Your task is to restate the data word for word.
***** Supplied data
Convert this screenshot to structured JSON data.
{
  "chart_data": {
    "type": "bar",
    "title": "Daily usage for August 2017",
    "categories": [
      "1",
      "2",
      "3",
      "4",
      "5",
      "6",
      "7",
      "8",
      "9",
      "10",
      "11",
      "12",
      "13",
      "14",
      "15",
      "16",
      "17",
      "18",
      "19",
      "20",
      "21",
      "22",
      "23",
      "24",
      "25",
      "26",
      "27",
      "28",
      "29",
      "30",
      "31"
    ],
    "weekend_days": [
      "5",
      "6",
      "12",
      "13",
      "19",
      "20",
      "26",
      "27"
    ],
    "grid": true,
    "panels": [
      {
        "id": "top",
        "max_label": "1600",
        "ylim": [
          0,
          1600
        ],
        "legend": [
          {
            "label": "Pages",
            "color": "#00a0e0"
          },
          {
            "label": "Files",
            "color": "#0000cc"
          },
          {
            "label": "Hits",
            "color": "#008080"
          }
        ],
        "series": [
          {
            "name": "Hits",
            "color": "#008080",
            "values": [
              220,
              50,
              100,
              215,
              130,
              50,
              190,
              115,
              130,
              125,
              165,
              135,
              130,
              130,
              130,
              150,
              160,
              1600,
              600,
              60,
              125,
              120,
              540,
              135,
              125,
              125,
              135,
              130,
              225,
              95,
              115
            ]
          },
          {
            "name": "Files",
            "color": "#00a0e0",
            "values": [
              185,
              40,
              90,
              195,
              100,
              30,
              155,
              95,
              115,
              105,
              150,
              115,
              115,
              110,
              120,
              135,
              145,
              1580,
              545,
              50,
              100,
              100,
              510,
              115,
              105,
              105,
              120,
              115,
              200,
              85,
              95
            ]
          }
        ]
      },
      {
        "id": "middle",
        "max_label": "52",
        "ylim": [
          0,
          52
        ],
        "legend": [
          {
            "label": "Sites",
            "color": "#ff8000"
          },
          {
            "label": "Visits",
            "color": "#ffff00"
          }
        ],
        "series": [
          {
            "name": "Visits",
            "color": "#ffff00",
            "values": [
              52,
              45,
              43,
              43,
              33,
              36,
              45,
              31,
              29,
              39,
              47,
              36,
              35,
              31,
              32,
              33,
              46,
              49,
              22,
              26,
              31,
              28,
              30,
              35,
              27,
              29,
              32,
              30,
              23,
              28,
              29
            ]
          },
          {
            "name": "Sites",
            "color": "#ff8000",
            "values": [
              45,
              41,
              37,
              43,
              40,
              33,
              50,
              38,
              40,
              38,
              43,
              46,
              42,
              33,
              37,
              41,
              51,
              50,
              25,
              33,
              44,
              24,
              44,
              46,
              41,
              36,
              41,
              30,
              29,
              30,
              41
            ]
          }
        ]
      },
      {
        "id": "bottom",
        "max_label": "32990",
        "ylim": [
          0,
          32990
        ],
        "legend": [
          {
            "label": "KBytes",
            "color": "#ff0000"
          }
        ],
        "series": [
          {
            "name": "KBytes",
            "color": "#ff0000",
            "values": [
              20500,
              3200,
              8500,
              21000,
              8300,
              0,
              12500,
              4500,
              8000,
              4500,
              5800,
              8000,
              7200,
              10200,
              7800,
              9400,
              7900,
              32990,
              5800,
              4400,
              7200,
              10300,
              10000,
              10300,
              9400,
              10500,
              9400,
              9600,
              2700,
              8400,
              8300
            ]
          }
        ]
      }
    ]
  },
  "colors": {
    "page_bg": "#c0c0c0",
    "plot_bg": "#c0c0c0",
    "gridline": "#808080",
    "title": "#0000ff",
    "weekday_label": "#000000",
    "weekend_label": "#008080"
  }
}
**********
Exercise response:
Convert this screenshot to structured JSON data.
{
  "chart_data": {
    "type": "bar",
    "title": "Daily usage for August 2017",
    "categories": [
      "1",
      "2",
      "3",
      "4",
      "5",
      "6",
      "7",
      "8",
      "9",
      "10",
      "11",
      "12",
      "13",
      "14",
      "15",
      "16",
      "17",
      "18",
      "19",
      "20",
      "21",
      "22",
      "23",
      "24",
      "25",
      "26",
      "27",
      "28",
      "29",
      "30",
      "31"
    ],
    "weekend_days": [
      "5",
      "6",
      "12",
      "13",
      "19",
      "20",
      "26",
      "27"
    ],
    "grid": true,
    "panels": [
      {
        "id": "top",
        "max_label": "1600",
        "ylim": [
          0,
          1600
        ],
        "legend": [
          {
            "label": "Pages",
            "color": "#00a0e0"
          },
          {
            "label": "Files",
            "color": "#0000cc"
          },
          {
            "label": "Hits",
            "color": "#008080"
          }
        ],
        "series": [
          {
            "name": "Hits",
            "color": "#008080",
            "values": [
              220,
              50,
              100,
              215,
              130,
              50,
              190,
              115,
              130,
              125,
              165,
              135,
              130,
              130,
              130,
              150,
              160,
              1600,
              600,
              60,
              125,
              120,
              540,
              135,
              125,
              125,
              135,
              130,
              225,
              95,
              115
            ]
          },
          {
            "name": "Files",
            "color": "#00a0e0",
            "values": [
              185,
              40,
              90,
              195,
              100,
              30,
              155,
              95,
              115,
              105,
              150,
              115,
              115,
              110,
              120,
              135,
              145,
              1580,
              545,
              50,
              100,
              100,
              510,
              115,
              105,
              105,
              120,
              115,
              200,
              85,
              95
            ]
          }
        ]
      },
      {
        "id": "middle",
        "max_label": "52",
        "ylim": [
          0,
          52
        ],
        "legend": [
          {
            "label": "Sites",
            "color": "#ff8000"
          },
          {
            "label": "Visits",
            "color": "#ffff00"
          }
        ],
        "series": [
          {
            "name": "Visits",
            "color": "#ffff00",
            "values": [
              52,
              45,
              43,
              43,
              33,
              36,
              45,
              31,
              29,
              39,
              47,
              36,
              35,
              31,
              32,
              33,
              46,
              49,
              22,
              26,
              31,
              28,
              30,
              35,
              27,
              29,
              32,
              30,
              23,
              28,
              29
            ]
          },
          {
            "name": "Sites",
            "color": "#ff8000",
            "values": [
              45,
              41,
              37,
              43,
              40,
              33,
              50,
              38,
              40,
              38,
              43,
              46,
              42,
              33,
              37,
              41,
              51,
              50,
              25,
              33,
              44,
              24,
              44,
              46,
              41,
              36,
              41,
              30,
              29,
              30,
              41
            ]
          }
        ]
      },
      {
        "id": "bottom",
        "max_label": "32990",
        "ylim": [
          0,
          32990
        ],
        "legend": [
          {
            "label": "KBytes",
            "color": "#ff0000"
          }
        ],
        "series": [
          {
            "name": "KBytes",
            "color": "#ff0000",
            "values": [
              20500,
              3200,
              8500,
              21000,
              8300,
              0,
              12500,
              4500,
              8000,
              4500,
              5800,
              8000,
              7200,
              10200,
              7800,
              9400,
              7900,
              32990,
              5800,
              4400,
              7200,
              10300,
              10000,
              10300,
              9400,
              10500,
              9400,
              9600,
              2700,
              8400,
              8300
            ]
          }
        ]
      }
    ]
  },
  "colors": {
    "page_bg": "#c0c0c0",
    "plot_bg": "#c0c0c0",
    "gridline": "#808080",
    "title": "#0000ff",
    "weekday_label": "#000000",
    "weekend_label": "#008080"
  }
}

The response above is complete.